# Objective
Look through the lines of the material and count those containing "ордер". Give that count alone.

# Supplied information
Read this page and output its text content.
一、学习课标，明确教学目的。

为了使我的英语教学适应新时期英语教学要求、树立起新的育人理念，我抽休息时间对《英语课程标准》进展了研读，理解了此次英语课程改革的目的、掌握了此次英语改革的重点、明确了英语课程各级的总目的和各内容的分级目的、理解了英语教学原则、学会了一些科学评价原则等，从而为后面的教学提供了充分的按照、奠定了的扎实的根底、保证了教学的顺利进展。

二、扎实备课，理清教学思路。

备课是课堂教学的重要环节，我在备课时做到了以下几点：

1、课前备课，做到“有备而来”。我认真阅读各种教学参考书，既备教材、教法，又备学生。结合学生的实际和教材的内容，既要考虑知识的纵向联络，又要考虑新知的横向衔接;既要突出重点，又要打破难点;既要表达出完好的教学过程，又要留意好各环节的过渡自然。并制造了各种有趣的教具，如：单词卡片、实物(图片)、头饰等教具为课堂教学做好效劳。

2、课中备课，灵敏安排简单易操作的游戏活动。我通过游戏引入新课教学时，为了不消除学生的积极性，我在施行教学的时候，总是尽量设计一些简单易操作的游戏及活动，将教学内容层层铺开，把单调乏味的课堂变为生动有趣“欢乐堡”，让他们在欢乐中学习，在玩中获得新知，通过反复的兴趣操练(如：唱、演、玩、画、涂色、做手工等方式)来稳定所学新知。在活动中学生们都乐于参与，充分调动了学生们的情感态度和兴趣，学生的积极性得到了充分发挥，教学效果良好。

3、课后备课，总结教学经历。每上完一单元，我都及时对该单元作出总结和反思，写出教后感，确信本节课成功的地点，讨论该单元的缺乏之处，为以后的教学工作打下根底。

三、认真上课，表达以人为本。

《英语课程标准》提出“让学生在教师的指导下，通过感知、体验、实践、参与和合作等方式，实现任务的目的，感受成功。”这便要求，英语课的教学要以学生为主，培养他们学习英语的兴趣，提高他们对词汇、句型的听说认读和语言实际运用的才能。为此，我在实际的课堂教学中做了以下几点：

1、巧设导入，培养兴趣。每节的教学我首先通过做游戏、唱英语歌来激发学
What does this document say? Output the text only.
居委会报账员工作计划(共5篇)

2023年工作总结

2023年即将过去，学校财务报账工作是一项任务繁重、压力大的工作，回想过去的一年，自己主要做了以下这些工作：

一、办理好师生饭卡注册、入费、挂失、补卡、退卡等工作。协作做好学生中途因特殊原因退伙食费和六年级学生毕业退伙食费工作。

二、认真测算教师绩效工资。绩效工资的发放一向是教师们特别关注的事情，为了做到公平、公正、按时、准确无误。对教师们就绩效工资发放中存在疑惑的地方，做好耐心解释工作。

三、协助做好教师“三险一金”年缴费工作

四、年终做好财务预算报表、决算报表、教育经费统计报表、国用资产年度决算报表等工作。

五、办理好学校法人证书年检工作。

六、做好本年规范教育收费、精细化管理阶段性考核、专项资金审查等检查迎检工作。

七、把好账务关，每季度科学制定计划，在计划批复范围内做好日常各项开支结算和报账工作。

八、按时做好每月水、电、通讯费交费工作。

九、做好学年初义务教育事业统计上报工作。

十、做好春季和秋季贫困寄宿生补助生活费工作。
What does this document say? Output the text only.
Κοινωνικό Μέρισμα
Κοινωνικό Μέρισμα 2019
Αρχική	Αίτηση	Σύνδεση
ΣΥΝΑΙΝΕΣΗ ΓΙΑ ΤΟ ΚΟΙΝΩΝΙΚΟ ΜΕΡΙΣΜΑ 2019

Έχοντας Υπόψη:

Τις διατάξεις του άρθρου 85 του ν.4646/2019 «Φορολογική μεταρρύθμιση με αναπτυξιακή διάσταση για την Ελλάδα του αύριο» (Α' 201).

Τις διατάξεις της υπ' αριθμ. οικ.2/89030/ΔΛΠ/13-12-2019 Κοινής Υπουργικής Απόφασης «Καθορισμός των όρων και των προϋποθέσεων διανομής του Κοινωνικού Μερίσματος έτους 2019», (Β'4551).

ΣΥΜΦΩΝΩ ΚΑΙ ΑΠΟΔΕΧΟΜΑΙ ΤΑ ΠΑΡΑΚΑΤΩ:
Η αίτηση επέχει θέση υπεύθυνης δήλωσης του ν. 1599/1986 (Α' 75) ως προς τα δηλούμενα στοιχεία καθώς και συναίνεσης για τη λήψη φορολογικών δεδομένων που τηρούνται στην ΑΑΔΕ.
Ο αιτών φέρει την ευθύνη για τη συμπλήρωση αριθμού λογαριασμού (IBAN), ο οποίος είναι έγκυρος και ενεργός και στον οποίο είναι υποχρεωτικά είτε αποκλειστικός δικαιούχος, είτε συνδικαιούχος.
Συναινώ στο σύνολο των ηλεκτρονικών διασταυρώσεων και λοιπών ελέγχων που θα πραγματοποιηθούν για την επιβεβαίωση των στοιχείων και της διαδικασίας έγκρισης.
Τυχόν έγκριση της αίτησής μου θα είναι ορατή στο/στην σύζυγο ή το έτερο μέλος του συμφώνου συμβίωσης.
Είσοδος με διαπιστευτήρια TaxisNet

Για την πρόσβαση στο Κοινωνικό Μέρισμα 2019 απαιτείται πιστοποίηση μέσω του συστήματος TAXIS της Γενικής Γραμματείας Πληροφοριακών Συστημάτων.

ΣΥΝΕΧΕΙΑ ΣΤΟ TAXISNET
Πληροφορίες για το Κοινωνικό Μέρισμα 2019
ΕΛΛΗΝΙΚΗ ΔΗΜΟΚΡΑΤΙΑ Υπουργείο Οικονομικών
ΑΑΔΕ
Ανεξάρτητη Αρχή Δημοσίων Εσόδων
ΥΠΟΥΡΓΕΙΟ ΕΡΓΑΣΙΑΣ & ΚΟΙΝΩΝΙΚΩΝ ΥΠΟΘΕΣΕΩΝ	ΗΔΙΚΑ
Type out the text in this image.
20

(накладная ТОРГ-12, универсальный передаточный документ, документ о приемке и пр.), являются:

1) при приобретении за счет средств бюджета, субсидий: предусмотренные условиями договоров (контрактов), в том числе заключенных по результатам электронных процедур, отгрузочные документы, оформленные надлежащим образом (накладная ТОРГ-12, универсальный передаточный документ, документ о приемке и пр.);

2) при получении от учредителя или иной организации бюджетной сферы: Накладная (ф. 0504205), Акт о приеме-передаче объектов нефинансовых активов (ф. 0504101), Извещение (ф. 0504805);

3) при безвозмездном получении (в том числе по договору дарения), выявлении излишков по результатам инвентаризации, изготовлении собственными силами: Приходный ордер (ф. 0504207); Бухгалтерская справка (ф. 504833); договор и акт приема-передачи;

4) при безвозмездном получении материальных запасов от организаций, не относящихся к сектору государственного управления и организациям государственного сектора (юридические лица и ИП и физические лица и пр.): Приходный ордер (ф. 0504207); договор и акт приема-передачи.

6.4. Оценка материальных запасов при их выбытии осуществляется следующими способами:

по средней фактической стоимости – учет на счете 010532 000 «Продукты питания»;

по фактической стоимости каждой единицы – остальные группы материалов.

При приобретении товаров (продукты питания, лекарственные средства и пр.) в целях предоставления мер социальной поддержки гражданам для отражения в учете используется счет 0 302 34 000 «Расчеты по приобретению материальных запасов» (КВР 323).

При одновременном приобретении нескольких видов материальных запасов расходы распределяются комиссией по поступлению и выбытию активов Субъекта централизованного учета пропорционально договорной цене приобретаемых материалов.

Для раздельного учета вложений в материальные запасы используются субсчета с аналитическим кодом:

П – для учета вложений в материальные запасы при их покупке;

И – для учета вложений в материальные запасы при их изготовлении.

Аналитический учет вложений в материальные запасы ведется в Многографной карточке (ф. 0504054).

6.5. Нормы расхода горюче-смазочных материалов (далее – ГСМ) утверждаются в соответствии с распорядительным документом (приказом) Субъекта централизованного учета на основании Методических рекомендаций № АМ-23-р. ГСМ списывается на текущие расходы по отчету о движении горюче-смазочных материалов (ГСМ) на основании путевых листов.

# Exercise response
2